Texto extraído:

De acordo com o mais recente relatório do Idealista, divulgado esta segunda-feira, 13 de abril, a pressão sobre a habitação já não é exclusiva dos estudantes universitários, tendo-se tornado uma questão estrutural para os jovens profissionais e adultos solteiros que lutam para pagar uma habitação individual nos grandes centros urbanos.
Embora Lisboa continue a ser a cidade mais proibitiva, com quartos a custar em média 550 euros por mês (um aumento anual de 10%), o dinamismo do mercado alastrou ao interior e às ilhas.
Bragança registou o maior aumento percentual do país (13%), seguido do Funchal e da Guarda, ambos com 11%. No Porto, o aumento foi de 7%, fixando a mediana das rendas em 450 euros.
Entre as soluções mais acessíveis para quem procura atenuar estes custos, Guarda (210 euros) e Bragança (225 euros) continuam a ser as opções mais económicas, enquanto Coimbra, a "cidade dos estudantes", apresenta um valor intermédio de 335 euros por mês.
Esta realidade reflecte uma profunda mudança no perfil de quem partilha habitação. Os especialistas criticam um mercado sobreaquecido, em que a partilha de um teto deixou de ser um "incentivo à independência" para se tornar uma necessidade financeira, obrigando muitos trabalhadores a prolongar a sua vida em comunhão de mesa e habitação.
No entanto, o início de 2026 trouxe sinais de estabilização: em comparação com o trimestre anterior, os preços caíram ligeiramente 1%, o que sugere que o mercado pode estar a atingir um limite.
Cidades como Aveiro e Évora deram o exemplo com descidas reais de preços, oferecendo uma pequena pausa num cenário em que, para muitos, o aluguer de um quarto é a única porta de entrada para a autonomia residencial.

Entradas do conjunto de dados:
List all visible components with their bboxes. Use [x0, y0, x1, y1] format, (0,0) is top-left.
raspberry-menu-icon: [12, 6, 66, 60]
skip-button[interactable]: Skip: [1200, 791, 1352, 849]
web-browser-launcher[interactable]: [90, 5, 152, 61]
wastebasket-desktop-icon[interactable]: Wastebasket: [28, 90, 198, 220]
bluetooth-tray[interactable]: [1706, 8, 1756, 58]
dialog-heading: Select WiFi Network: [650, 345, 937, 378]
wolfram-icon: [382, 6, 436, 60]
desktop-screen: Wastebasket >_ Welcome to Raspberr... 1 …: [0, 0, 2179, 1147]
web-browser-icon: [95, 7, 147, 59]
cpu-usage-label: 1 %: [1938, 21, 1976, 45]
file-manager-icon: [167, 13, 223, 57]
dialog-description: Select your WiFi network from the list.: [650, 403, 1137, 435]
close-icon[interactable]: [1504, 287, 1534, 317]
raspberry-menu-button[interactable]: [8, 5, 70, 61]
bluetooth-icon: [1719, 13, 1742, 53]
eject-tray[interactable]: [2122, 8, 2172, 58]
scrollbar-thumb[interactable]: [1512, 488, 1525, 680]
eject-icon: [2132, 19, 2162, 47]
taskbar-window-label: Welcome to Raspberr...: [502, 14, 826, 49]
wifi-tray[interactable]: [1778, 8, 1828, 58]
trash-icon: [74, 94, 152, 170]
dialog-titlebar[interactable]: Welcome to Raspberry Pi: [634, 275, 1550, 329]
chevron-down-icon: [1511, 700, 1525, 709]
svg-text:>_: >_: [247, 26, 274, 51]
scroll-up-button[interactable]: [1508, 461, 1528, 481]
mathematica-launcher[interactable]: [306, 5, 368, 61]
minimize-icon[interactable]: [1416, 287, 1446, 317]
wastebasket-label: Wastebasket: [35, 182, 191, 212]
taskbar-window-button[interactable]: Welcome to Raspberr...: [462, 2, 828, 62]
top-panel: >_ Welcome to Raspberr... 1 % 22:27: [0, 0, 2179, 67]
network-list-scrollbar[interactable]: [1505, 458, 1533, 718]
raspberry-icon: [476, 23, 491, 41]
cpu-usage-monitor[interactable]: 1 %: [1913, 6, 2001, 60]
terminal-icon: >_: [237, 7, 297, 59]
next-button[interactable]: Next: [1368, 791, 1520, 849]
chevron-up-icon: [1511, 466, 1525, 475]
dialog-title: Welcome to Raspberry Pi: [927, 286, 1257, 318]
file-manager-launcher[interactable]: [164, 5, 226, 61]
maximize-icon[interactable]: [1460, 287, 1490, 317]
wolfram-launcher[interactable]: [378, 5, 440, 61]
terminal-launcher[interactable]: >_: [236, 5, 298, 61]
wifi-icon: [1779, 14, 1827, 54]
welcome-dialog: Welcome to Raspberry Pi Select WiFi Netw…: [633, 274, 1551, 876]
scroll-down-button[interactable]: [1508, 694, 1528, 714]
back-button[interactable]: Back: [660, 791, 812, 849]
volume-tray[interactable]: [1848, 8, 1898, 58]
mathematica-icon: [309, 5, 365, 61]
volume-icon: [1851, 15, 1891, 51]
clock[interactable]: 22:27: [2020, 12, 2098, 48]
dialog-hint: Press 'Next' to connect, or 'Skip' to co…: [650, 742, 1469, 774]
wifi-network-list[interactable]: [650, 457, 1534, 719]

Instrução da tarefa 1:
Segundo o texto extraído, quanto custa em média por mês um quarto em Lisboa?
Instrução da tarefa 2:
Transcreva do texto extraído o trecho que vai de "Bragança registou o" até "euros por mês.", inclusive.

Resposta escrita 1:
Custa em média 550 euros por mês.

Resposta escrita 2:
Bragança registou o maior aumento percentual do país (13%), seguido do Funchal e da Guarda, ambos com 11%. No Porto, o aumento foi de 7%, fixando a mediana das rendas em 450 euros.
Entre as soluções mais acessíveis para quem procura atenuar estes custos, Guarda (210 euros) e Bragança (225 euros) continuam a ser as opções mais económicas, enquanto Coimbra, a "cidade dos estudantes", apresenta um valor intermédio de 335 euros por mês.